§ **Exercise**
Collect all lines from the records below that include the word "Spoon".

§ **Stored records**
-*-
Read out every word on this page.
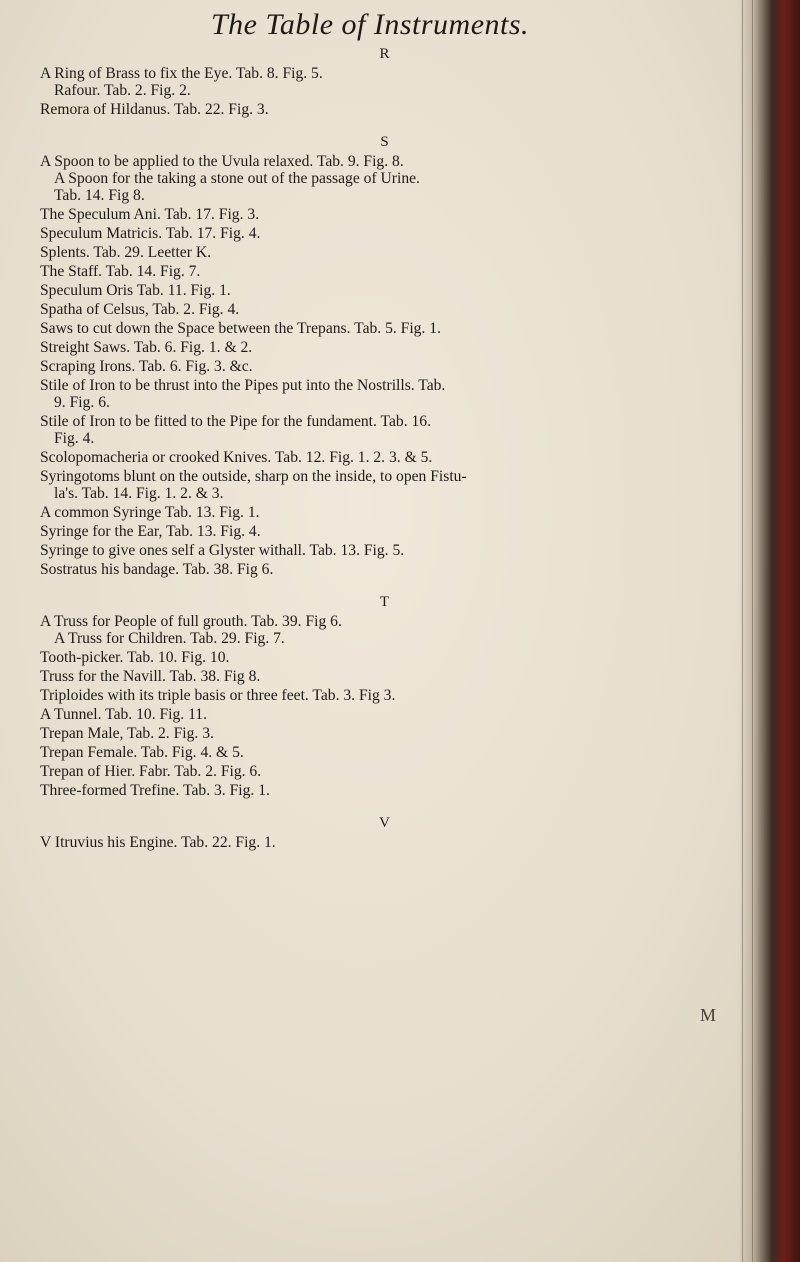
The Table of Instruments.
R
A Ring of Brass to fix the Eye. Tab. 8. Fig. 5.
Rafour. Tab. 2. Fig. 2.
Remora of Hildanus. Tab. 22. Fig. 3.
S
A Spoon to be applied to the Uvula relaxed. Tab. 9. Fig. 8.
A Spoon for the taking a stone out of the passage of Urine.
Tab. 14. Fig 8.
The Speculum Ani. Tab. 17. Fig. 3.
Speculum Matricis. Tab. 17. Fig. 4.
Splents. Tab. 29. Leetter K.
The Staff. Tab. 14. Fig. 7.
Speculum Oris Tab. 11. Fig. 1.
Spatha of Celsus, Tab. 2. Fig. 4.
Saws to cut down the Space between the Trepans. Tab. 5. Fig. 1.
Streight Saws. Tab. 6. Fig. 1. & 2.
Scraping Irons. Tab. 6. Fig. 3. &c.
Stile of Iron to be thrust into the Pipes put into the Nostrills. Tab.
9. Fig. 6.
Stile of Iron to be fitted to the Pipe for the fundament. Tab. 16.
Fig. 4.
Scolopomacheria or crooked Knives. Tab. 12. Fig. 1. 2. 3. & 5.
Syringotoms blunt on the outside, sharp on the inside, to open Fistu-
la's. Tab. 14. Fig. 1. 2. & 3.
A common Syringe Tab. 13. Fig. 1.
Syringe for the Ear, Tab. 13. Fig. 4.
Syringe to give ones self a Glyster withall. Tab. 13. Fig. 5.
Sostratus his bandage. Tab. 38. Fig 6.
T
A Truss for People of full grouth. Tab. 39. Fig 6.
A Truss for Children. Tab. 29. Fig. 7.
Tooth-picker. Tab. 10. Fig. 10.
Truss for the Navill. Tab. 38. Fig 8.
Triploides with its triple basis or three feet. Tab. 3. Fig 3.
A Tunnel. Tab. 10. Fig. 11.
Trepan Male, Tab. 2. Fig. 3.
Trepan Female. Tab. Fig. 4. & 5.
Trepan of Hier. Fabr. Tab. 2. Fig. 6.
Three-formed Trefine. Tab. 3. Fig. 1.
V
V Itruvius his Engine. Tab. 22. Fig. 1.
M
-*-
§ **Exercise solution**
A Spoon to be applied to the Uvula relaxed. Tab. 9. Fig. 8.
A Spoon for the taking a stone out of the passage of Urine.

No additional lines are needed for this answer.